Working data |
▽
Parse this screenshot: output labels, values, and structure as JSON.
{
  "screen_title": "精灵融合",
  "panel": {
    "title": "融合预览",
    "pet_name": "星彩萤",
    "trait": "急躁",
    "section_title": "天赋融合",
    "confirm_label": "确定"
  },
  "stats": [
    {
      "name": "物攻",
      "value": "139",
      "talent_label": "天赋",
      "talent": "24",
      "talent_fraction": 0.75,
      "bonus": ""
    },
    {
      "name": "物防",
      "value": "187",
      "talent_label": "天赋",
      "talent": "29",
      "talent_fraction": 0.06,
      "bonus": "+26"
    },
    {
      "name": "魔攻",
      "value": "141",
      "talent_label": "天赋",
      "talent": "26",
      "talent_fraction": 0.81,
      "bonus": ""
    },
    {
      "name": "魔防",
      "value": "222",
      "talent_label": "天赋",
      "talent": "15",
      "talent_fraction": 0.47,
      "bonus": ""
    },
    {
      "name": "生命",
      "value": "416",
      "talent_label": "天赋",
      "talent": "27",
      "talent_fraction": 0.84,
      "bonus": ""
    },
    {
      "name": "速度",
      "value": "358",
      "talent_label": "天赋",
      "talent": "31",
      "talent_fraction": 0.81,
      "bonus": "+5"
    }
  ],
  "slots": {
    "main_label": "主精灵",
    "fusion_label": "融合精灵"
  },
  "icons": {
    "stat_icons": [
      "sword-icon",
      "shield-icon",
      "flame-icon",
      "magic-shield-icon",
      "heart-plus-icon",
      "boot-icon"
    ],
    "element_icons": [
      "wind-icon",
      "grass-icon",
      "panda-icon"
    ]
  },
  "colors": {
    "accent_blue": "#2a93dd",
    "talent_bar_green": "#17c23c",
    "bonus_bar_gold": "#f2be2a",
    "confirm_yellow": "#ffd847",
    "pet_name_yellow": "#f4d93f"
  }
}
△
Written request | Write out the entries above word for word.

Solution to the exercise |
Parse this screenshot: output labels, values, and structure as JSON.
{
  "screen_title": "精灵融合",
  "panel": {
    "title": "融合预览",
    "pet_name": "星彩萤",
    "trait": "急躁",
    "section_title": "天赋融合",
    "confirm_label": "确定"
  },
  "stats": [
    {
      "name": "物攻",
      "value": "139",
      "talent_label": "天赋",
      "talent": "24",
      "talent_fraction": 0.75,
      "bonus": ""
    },
    {
      "name": "物防",
      "value": "187",
      "talent_label": "天赋",
      "talent": "29",
      "talent_fraction": 0.06,
      "bonus": "+26"
    },
    {
      "name": "魔攻",
      "value": "141",
      "talent_label": "天赋",
      "talent": "26",
      "talent_fraction": 0.81,
      "bonus": ""
    },
    {
      "name": "魔防",
      "value": "222",
      "talent_label": "天赋",
      "talent": "15",
      "talent_fraction": 0.47,
      "bonus": ""
    },
    {
      "name": "生命",
      "value": "416",
      "talent_label": "天赋",
      "talent": "27",
      "talent_fraction": 0.84,
      "bonus": ""
    },
    {
      "name": "速度",
      "value": "358",
      "talent_label": "天赋",
      "talent": "31",
      "talent_fraction": 0.81,
      "bonus": "+5"
    }
  ],
  "slots": {
    "main_label": "主精灵",
    "fusion_label": "融合精灵"
  },
  "icons": {
    "stat_icons": [
      "sword-icon",
      "shield-icon",
      "flame-icon",
      "magic-shield-icon",
      "heart-plus-icon",
      "boot-icon"
    ],
    "element_icons": [
      "wind-icon",
      "grass-icon",
      "panda-icon"
    ]
  },
  "colors": {
    "accent_blue": "#2a93dd",
    "talent_bar_green": "#17c23c",
    "bonus_bar_gold": "#f2be2a",
    "confirm_yellow": "#ffd847",
    "pet_name_yellow": "#f4d93f"
  }
}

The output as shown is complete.